#### Material
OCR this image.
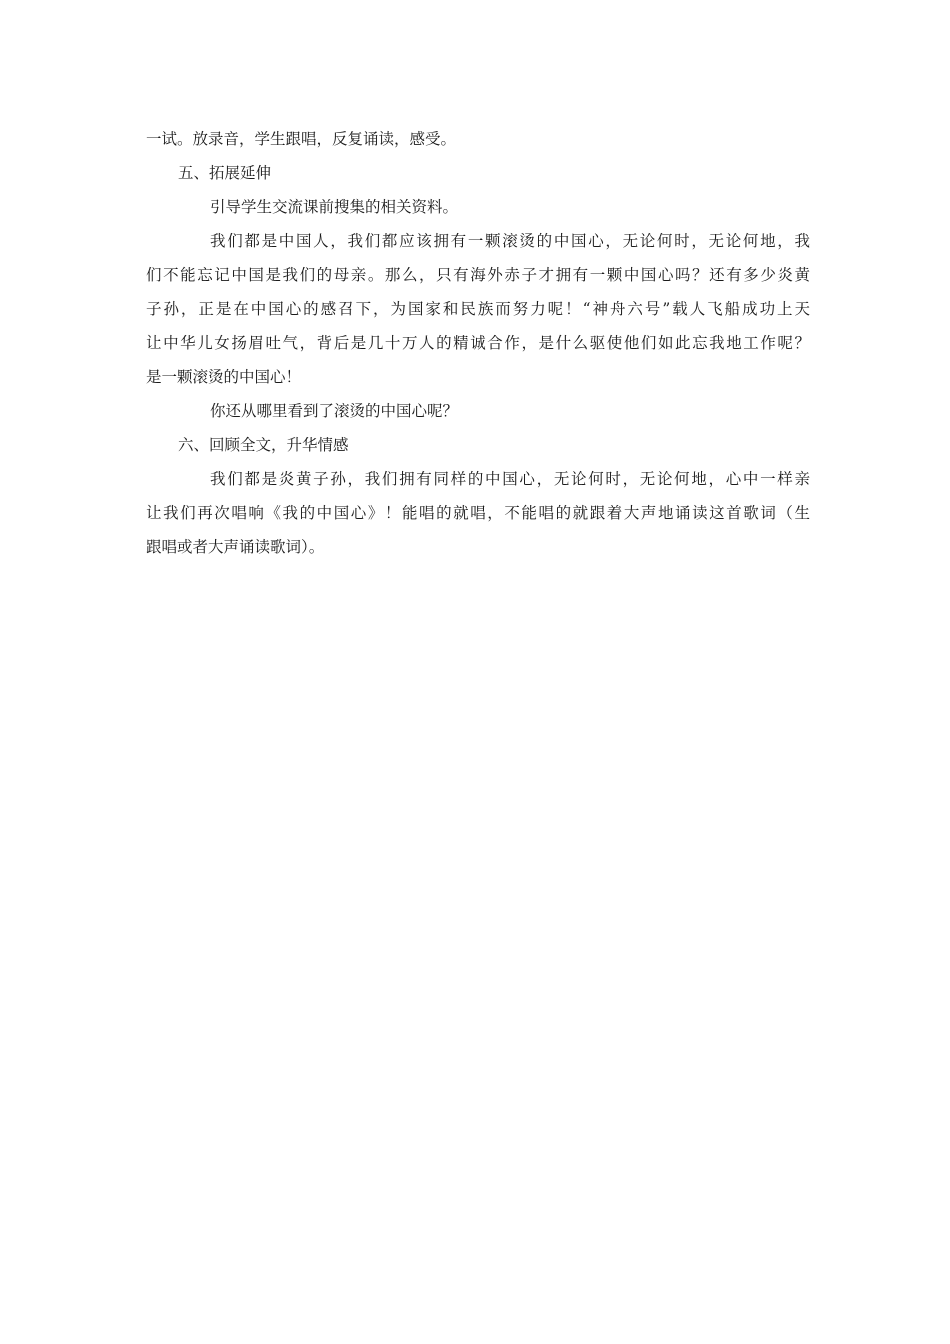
一试。放录音，学生跟唱，反复诵读，感受。
五、拓展延伸
引导学生交流课前搜集的相关资料。
我们都是中国人，我们都应该拥有一颗滚烫的中国心，无论何时，无论何地，我
们不能忘记中国是我们的母亲。那么，只有海外赤子才拥有一颗中国心吗？还有多少炎黄
子孙，正是在中国心的感召下，为国家和民族而努力呢！“神舟六号”载人飞船成功上天
让中华儿女扬眉吐气，背后是几十万人的精诚合作，是什么驱使他们如此忘我地工作呢？
是一颗滚烫的中国心！
你还从哪里看到了滚烫的中国心呢？
六、回顾全文，升华情感
我们都是炎黄子孙，我们拥有同样的中国心，无论何时，无论何地，心中一样亲
让我们再次唱响《我的中国心》！能唱的就唱，不能唱的就跟着大声地诵读这首歌词（生
跟唱或者大声诵读歌词）。
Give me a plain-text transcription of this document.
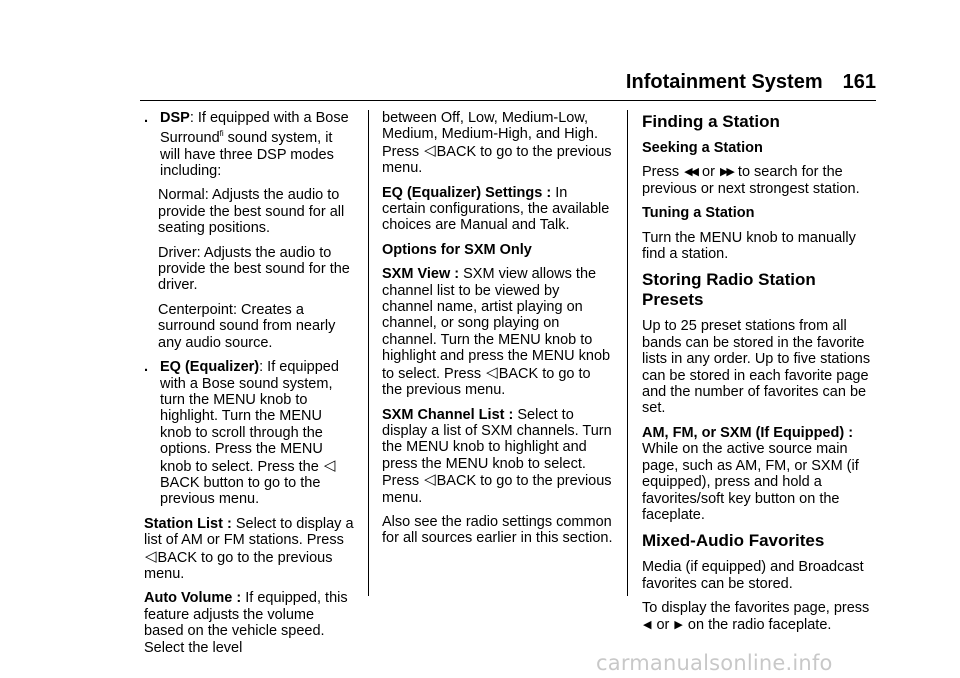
Infotainment System 161
. DSP: If equipped with a Bose Surround$^{fi}$ sound system, it will have three DSP modes including:

Normal: Adjusts the audio to provide the best sound for all seating positions.

Driver: Adjusts the audio to provide the best sound for the driver.

Centerpoint: Creates a surround sound from nearly any audio source.

. EQ (Equalizer): If equipped with a Bose sound system, turn the MENU knob to highlight. Turn the MENU knob to scroll through the options. Press the MENU knob to select. Press the ◁BACK button to go to the previous menu.

Station List : Select to display a list of AM or FM stations. Press ◁BACK to go to the previous menu.

Auto Volume : If equipped, this feature adjusts the volume based on the vehicle speed. Select the level

between Off, Low, Medium-Low, Medium, Medium-High, and High. Press ◁BACK to go to the previous menu.

EQ (Equalizer) Settings : In certain configurations, the available choices are Manual and Talk.

Options for SXM Only

SXM View : SXM view allows the channel list to be viewed by channel name, artist playing on channel, or song playing on channel. Turn the MENU knob to highlight and press the MENU knob to select. Press ◁BACK to go to the previous menu.

SXM Channel List : Select to display a list of SXM channels. Turn the MENU knob to highlight and press the MENU knob to select. Press ◁BACK to go to the previous menu.

Also see the radio settings common for all sources earlier in this section.

Finding a Station
Seeking a Station

Press ◀◀ or ▶▶ to search for the previous or next strongest station.

Tuning a Station

Turn the MENU knob to manually find a station.

Storing Radio Station Presets

Up to 25 preset stations from all bands can be stored in the favorite lists in any order. Up to five stations can be stored in each favorite page and the number of favorites can be set.

AM, FM, or SXM (If Equipped) : While on the active source main page, such as AM, FM, or SXM (if equipped), press and hold a favorites/soft key button on the faceplate.

Mixed-Audio Favorites

Media (if equipped) and Broadcast favorites can be stored.

To display the favorites page, press ◀ or ▶ on the radio faceplate.

carmanualsonline.info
########
Challenge: Quote the full listing above word for word; exclude every picture from the copy.

Solution:
OCR this image.
一试。放录音，学生跟唱，反复诵读，感受。
五、拓展延伸
引导学生交流课前搜集的相关资料。
我们都是中国人，我们都应该拥有一颗滚烫的中国心，无论何时，无论何地，我
们不能忘记中国是我们的母亲。那么，只有海外赤子才拥有一颗中国心吗？还有多少炎黄
子孙，正是在中国心的感召下，为国家和民族而努力呢！“神舟六号”载人飞船成功上天
让中华儿女扬眉吐气，背后是几十万人的精诚合作，是什么驱使他们如此忘我地工作呢？
是一颗滚烫的中国心！
你还从哪里看到了滚烫的中国心呢？
六、回顾全文，升华情感
我们都是炎黄子孙，我们拥有同样的中国心，无论何时，无论何地，心中一样亲
让我们再次唱响《我的中国心》！能唱的就唱，不能唱的就跟着大声地诵读这首歌词（生
跟唱或者大声诵读歌词）。
Give me a plain-text transcription of this document.
Infotainment System 161
. DSP: If equipped with a Bose Surround$^{fi}$ sound system, it will have three DSP modes including:

Normal: Adjusts the audio to provide the best sound for all seating positions.

Driver: Adjusts the audio to provide the best sound for the driver.

Centerpoint: Creates a surround sound from nearly any audio source.

. EQ (Equalizer): If equipped with a Bose sound system, turn the MENU knob to highlight. Turn the MENU knob to scroll through the options. Press the MENU knob to select. Press the ◁BACK button to go to the previous menu.

Station List : Select to display a list of AM or FM stations. Press ◁BACK to go to the previous menu.

Auto Volume : If equipped, this feature adjusts the volume based on the vehicle speed. Select the level

between Off, Low, Medium-Low, Medium, Medium-High, and High. Press ◁BACK to go to the previous menu.

EQ (Equalizer) Settings : In certain configurations, the available choices are Manual and Talk.

Options for SXM Only

SXM View : SXM view allows the channel list to be viewed by channel name, artist playing on channel, or song playing on channel. Turn the MENU knob to highlight and press the MENU knob to select. Press ◁BACK to go to the previous menu.

SXM Channel List : Select to display a list of SXM channels. Turn the MENU knob to highlight and press the MENU knob to select. Press ◁BACK to go to the previous menu.

Also see the radio settings common for all sources earlier in this section.

Finding a Station
Seeking a Station

Press ◀◀ or ▶▶ to search for the previous or next strongest station.

Tuning a Station

Turn the MENU knob to manually find a station.

Storing Radio Station Presets

Up to 25 preset stations from all bands can be stored in the favorite lists in any order. Up to five stations can be stored in each favorite page and the number of favorites can be set.

AM, FM, or SXM (If Equipped) : While on the active source main page, such as AM, FM, or SXM (if equipped), press and hold a favorites/soft key button on the faceplate.

Mixed-Audio Favorites

Media (if equipped) and Broadcast favorites can be stored.

To display the favorites page, press ◀ or ▶ on the radio faceplate.

carmanualsonline.info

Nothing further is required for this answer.